Skip every image and restate the data word for word.
※ ※ ※
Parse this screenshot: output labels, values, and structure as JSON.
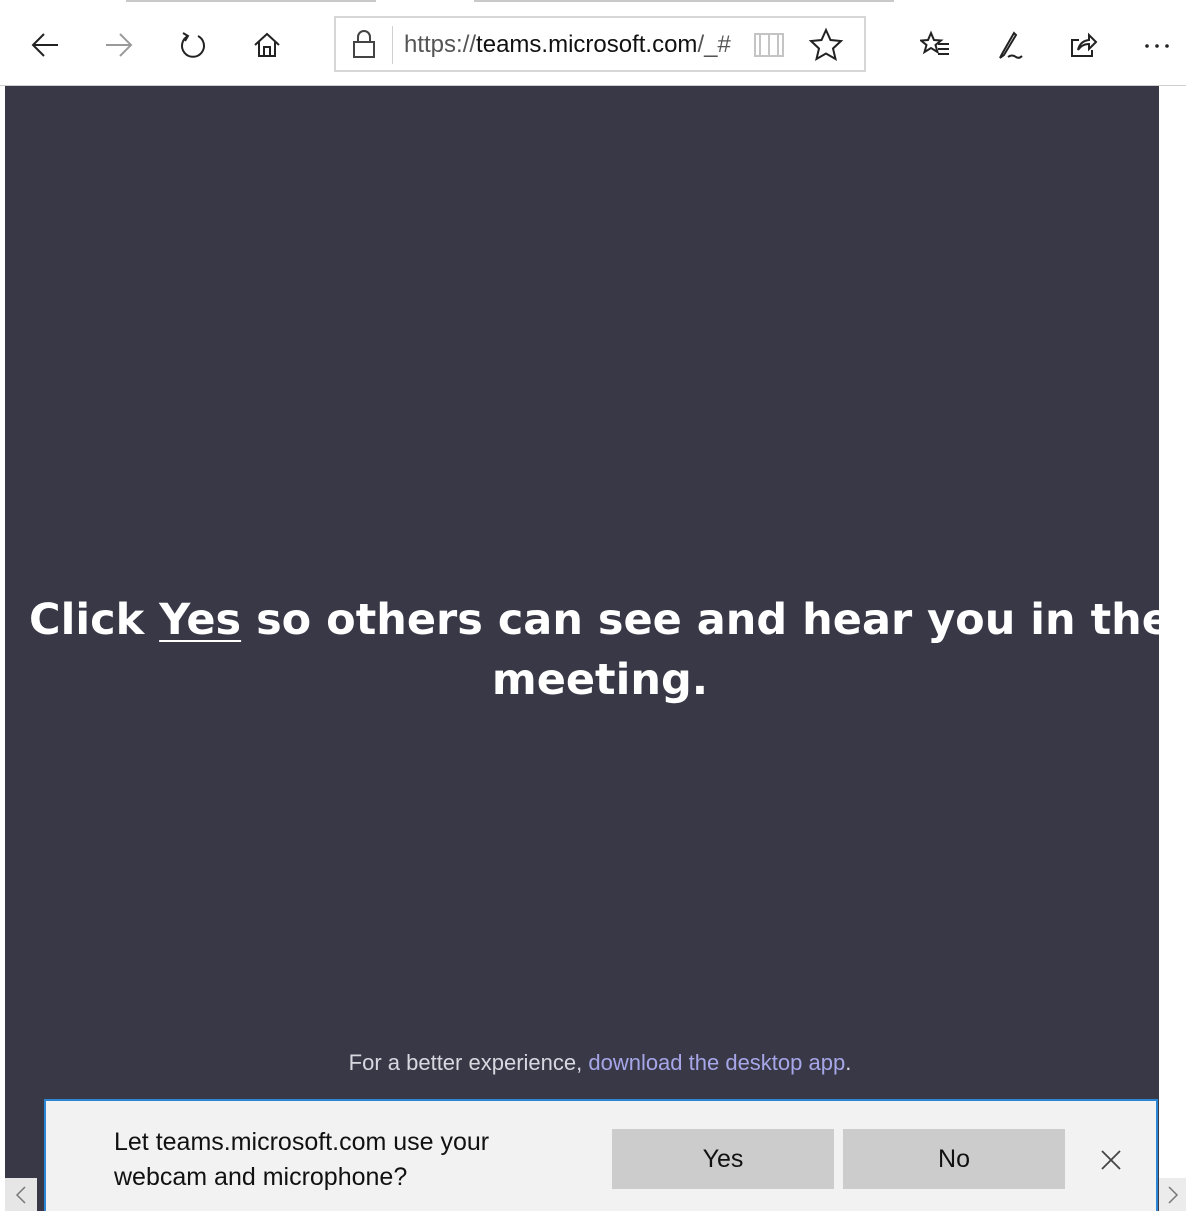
{
  "browser": {
    "address": {
      "scheme": "https://",
      "host": "teams.microsoft.com",
      "path": "/_#"
    }
  },
  "page": {
    "message_before": "Click ",
    "message_yes": "Yes",
    "message_after": " so others can see and hear you in the meeting.",
    "hint_prefix": "For a better experience, ",
    "hint_link": "download the desktop app",
    "hint_suffix": "."
  },
  "permission": {
    "prompt": "Let teams.microsoft.com use your webcam and microphone?",
    "yes_label": "Yes",
    "no_label": "No"
  },
  "colors": {
    "page_background": "#393847",
    "link": "#a6a6e8",
    "permission_border": "#2b86d6",
    "button_background": "#cccccc"
  }
}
※ ※ ※
● Completed task:
Parse this screenshot: output labels, values, and structure as JSON.
{
  "browser": {
    "address": {
      "scheme": "https://",
      "host": "teams.microsoft.com",
      "path": "/_#"
    }
  },
  "page": {
    "message_before": "Click ",
    "message_yes": "Yes",
    "message_after": " so others can see and hear you in the meeting.",
    "hint_prefix": "For a better experience, ",
    "hint_link": "download the desktop app",
    "hint_suffix": "."
  },
  "permission": {
    "prompt": "Let teams.microsoft.com use your webcam and microphone?",
    "yes_label": "Yes",
    "no_label": "No"
  },
  "colors": {
    "page_background": "#393847",
    "link": "#a6a6e8",
    "permission_border": "#2b86d6",
    "button_background": "#cccccc"
  }
}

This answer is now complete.